══ MATERIAL TO PROCESS ══

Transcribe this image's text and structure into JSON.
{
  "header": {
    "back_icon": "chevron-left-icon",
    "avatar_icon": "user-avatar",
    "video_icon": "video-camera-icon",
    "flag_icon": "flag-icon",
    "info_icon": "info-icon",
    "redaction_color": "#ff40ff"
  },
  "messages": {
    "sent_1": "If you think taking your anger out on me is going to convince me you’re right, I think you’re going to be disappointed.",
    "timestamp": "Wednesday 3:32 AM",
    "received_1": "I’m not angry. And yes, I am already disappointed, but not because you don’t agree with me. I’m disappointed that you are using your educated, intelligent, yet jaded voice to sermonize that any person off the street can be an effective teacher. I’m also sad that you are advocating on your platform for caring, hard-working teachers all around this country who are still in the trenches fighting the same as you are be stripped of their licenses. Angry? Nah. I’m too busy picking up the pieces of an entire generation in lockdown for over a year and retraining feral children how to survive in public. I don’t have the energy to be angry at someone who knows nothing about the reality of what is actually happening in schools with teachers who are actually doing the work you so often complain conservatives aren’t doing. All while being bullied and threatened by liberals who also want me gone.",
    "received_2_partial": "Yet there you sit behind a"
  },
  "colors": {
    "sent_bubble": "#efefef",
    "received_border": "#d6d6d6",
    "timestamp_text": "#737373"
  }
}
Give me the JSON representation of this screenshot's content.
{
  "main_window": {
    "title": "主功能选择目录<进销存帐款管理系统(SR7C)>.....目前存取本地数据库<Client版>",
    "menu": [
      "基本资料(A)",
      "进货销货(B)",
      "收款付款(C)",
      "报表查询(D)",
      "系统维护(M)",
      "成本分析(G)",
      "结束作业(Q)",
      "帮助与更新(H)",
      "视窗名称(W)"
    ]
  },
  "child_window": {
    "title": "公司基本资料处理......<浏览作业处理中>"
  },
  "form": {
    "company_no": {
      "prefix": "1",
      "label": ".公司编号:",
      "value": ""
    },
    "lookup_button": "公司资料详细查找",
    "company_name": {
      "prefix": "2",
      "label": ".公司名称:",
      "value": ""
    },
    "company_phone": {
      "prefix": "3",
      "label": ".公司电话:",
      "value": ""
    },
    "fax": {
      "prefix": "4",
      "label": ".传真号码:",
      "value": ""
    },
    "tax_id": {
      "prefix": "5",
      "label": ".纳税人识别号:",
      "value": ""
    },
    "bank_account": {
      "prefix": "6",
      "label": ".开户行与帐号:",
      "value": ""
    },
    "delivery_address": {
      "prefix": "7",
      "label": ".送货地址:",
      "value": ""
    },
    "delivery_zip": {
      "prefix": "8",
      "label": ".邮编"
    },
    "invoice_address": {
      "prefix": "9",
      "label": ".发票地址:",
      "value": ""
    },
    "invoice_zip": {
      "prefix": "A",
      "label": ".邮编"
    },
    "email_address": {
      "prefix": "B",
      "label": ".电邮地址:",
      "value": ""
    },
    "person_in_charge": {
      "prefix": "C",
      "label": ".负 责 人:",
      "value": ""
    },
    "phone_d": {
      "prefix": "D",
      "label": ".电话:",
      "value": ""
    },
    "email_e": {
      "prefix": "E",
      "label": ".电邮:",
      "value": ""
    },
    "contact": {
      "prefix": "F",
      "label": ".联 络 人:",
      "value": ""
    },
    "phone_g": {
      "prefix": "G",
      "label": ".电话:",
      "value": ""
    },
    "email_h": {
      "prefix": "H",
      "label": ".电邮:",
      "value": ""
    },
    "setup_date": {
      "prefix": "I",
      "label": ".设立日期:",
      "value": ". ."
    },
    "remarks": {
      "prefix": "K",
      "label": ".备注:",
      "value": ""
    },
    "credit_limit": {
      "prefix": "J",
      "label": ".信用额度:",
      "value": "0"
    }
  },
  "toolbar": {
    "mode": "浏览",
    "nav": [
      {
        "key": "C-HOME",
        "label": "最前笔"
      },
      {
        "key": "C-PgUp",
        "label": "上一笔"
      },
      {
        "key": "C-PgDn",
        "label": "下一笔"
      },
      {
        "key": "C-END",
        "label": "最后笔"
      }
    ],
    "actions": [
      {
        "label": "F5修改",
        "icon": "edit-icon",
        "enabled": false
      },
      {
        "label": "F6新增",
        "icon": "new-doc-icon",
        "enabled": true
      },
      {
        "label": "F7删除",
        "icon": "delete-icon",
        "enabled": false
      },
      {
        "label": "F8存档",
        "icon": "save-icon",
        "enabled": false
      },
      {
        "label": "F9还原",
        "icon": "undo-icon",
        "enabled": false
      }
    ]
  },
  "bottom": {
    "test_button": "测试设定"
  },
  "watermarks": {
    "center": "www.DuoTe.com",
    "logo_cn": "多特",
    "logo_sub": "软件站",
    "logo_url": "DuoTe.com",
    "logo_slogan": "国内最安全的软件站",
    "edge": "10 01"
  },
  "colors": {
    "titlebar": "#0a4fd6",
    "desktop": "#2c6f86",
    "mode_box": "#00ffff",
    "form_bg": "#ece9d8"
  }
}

═══

§ **TO DO**
Gather all lines of the records that include the word "this".

§ **EXERCISE ANSWER**
Transcribe this image's text and structure into JSON.
    "received_1": "I’m not angry. And yes, I am already disappointed, but not because you don’t agree with me. I’m disappointed that you are using your educated, intelligent, yet jaded voice to sermonize that any person off the street can be an effective teacher. I’m also sad that you are advocating on your platform for caring, hard-working teachers all around this country who are still in the trenches fighting the same as you are be stripped of their licenses. Angry? Nah. I’m too busy picking up the pieces of an entire generation in lockdown for over a year and retraining feral children how to survive in public. I don’t have the energy to be angry at someone who knows nothing about the reality of what is actually happening in schools with teachers who are actually doing the work you so often complain conservatives aren’t doing. All while being bullied and threatened by liberals who also want me gone.",
Give me the JSON representation of this screenshot's content.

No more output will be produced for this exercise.